BEGIN Data section
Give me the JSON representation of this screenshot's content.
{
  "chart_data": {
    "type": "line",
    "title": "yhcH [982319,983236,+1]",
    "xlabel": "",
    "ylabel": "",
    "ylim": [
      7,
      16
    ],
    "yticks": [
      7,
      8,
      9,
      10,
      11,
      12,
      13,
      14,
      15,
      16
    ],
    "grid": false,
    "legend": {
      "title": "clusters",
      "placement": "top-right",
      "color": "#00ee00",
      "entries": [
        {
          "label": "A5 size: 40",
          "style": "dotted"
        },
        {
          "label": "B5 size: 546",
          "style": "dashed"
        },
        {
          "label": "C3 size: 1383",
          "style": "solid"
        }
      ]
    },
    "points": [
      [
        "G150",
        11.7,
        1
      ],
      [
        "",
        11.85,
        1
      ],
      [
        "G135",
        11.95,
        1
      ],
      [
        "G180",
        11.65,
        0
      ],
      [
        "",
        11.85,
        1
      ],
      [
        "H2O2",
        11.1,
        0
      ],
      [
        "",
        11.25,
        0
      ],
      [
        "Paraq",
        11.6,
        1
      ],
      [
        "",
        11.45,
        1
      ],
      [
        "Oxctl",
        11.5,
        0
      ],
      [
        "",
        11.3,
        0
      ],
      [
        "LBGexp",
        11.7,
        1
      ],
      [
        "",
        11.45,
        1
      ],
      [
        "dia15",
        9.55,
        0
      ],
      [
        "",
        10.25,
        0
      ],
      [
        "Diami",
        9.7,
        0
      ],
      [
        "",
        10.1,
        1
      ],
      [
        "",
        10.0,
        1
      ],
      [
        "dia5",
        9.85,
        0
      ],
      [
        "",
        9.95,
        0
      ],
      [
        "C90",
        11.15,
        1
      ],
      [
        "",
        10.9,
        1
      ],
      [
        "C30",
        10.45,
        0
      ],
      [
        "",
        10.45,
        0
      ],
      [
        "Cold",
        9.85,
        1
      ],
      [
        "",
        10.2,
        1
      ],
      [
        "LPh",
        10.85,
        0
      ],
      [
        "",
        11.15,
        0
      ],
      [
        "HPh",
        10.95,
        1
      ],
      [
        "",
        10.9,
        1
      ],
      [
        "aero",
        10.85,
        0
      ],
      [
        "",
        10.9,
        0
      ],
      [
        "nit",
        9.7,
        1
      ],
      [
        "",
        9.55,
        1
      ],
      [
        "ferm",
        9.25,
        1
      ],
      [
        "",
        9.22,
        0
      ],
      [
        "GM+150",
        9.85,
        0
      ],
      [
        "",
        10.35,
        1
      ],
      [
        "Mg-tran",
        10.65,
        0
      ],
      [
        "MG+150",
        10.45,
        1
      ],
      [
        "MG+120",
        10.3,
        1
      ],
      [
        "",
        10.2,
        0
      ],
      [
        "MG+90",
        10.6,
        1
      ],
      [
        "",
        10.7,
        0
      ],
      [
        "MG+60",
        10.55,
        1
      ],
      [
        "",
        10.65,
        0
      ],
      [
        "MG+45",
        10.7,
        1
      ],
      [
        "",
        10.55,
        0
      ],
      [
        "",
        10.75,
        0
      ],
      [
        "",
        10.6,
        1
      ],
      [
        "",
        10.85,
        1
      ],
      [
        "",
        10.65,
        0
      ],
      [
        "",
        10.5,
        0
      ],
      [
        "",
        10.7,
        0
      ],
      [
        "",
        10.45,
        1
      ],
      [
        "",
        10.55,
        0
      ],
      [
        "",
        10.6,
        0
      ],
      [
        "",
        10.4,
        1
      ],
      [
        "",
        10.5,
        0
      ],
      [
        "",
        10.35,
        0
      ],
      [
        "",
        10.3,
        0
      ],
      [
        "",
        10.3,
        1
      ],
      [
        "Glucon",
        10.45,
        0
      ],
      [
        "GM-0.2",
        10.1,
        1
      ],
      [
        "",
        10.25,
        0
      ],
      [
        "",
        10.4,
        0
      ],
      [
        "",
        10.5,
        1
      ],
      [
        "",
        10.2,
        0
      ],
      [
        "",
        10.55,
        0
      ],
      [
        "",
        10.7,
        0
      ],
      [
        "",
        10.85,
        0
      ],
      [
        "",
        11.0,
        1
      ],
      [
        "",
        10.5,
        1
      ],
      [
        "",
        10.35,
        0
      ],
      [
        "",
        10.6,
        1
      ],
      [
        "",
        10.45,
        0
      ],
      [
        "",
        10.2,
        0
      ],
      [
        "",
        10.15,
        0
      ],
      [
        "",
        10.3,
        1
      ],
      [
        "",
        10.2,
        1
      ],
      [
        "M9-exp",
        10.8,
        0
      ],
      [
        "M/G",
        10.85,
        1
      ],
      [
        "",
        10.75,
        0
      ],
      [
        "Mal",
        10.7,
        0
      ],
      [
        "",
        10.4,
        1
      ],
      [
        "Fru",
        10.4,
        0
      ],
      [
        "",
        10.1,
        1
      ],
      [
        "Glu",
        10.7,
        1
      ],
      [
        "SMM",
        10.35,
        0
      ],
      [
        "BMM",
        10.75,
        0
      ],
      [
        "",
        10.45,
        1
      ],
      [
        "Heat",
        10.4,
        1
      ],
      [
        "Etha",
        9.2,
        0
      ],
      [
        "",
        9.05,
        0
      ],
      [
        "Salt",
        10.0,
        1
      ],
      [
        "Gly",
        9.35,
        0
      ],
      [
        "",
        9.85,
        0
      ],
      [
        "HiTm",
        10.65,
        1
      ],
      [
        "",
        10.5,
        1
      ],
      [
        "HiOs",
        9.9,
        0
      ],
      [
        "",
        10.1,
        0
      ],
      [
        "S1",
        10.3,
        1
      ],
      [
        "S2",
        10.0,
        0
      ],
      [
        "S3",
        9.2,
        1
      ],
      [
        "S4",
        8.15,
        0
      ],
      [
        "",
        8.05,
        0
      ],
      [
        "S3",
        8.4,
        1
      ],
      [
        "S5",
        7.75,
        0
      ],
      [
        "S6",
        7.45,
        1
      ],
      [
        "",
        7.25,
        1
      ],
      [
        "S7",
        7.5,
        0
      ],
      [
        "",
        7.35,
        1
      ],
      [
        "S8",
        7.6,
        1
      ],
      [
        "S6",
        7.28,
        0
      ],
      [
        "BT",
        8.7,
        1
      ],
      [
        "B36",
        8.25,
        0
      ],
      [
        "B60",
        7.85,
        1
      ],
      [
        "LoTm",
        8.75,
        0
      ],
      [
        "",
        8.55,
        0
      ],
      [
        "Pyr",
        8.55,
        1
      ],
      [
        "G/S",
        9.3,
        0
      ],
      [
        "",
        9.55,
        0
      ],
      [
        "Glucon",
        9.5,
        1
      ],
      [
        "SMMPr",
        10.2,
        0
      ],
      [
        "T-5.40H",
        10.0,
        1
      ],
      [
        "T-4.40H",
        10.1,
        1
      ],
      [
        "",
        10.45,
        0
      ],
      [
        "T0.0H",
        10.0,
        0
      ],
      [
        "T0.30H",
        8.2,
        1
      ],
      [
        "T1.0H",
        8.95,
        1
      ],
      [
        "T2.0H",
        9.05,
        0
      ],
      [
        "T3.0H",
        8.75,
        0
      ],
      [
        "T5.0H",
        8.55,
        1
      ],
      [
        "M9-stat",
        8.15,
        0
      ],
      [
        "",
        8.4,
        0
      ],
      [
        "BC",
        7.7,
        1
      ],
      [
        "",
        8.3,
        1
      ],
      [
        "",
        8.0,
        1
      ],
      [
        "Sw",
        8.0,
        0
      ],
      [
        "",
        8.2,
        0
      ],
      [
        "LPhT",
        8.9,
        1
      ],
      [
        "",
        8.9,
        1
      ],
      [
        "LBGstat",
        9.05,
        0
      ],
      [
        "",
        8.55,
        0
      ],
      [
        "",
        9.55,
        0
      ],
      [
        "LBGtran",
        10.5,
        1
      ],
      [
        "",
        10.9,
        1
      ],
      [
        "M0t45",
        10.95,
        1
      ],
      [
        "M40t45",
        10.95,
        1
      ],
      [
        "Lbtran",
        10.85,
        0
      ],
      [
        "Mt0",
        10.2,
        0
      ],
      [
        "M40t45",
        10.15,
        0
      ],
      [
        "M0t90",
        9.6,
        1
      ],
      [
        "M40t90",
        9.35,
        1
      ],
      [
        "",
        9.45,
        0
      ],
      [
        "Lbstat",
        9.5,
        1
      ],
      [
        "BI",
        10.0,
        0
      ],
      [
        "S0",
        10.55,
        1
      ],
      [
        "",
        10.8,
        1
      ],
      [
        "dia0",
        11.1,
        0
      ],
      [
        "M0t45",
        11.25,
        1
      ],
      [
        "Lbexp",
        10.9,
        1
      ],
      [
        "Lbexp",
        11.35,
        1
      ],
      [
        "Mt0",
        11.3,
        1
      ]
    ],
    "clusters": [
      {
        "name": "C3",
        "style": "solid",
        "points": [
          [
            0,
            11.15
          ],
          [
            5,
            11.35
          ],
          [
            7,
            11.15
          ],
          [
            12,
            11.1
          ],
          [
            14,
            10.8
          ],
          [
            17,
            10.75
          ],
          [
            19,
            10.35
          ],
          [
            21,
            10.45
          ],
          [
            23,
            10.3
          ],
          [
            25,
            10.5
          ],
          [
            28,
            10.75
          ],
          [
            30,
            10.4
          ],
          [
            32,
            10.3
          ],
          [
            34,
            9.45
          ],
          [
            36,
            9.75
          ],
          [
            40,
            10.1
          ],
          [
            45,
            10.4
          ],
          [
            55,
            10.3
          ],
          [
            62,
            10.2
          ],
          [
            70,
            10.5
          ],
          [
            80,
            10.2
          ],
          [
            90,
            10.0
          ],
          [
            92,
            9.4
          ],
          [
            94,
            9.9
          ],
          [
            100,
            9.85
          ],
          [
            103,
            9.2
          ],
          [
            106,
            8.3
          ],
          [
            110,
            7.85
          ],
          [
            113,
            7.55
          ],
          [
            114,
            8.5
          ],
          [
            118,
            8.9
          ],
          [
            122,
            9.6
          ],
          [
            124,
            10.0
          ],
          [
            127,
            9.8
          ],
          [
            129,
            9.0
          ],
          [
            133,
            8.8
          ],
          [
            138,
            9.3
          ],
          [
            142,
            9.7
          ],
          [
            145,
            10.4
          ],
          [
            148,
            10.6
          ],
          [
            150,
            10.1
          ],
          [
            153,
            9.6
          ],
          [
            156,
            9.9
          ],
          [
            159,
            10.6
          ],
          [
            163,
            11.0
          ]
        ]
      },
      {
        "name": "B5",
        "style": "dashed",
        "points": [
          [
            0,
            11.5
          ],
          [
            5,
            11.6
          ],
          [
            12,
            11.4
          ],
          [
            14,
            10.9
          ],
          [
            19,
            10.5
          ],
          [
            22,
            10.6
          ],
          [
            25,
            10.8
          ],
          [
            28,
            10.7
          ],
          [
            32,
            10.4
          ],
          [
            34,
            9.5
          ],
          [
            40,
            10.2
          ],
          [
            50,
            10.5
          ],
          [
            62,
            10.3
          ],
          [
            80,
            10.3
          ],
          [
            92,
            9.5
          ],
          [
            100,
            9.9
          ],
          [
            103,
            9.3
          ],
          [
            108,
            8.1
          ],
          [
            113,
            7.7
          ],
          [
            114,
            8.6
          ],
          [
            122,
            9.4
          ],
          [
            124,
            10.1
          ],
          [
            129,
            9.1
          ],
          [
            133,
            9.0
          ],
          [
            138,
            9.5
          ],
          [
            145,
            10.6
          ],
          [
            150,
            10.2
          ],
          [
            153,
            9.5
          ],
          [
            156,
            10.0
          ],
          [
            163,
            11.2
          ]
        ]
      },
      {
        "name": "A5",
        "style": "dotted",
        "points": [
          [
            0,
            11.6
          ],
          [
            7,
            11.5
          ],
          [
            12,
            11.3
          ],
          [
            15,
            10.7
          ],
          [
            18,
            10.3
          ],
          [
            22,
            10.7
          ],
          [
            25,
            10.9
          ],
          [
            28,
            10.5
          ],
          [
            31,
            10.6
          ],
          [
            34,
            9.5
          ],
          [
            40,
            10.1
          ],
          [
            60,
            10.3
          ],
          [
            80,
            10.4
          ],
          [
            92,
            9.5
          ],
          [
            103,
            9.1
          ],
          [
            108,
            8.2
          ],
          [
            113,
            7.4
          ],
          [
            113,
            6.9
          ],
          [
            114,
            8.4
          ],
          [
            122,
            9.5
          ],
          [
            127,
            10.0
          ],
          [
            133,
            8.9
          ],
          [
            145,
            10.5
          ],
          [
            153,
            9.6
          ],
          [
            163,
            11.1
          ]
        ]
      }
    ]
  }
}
END Data section
● **Your goal**: Collect the complete line wherever the string "size" appears in the records.

● **Reply**:
          "label": "A5 size: 40",
          "label": "B5 size: 546",
          "label": "C3 size: 1383",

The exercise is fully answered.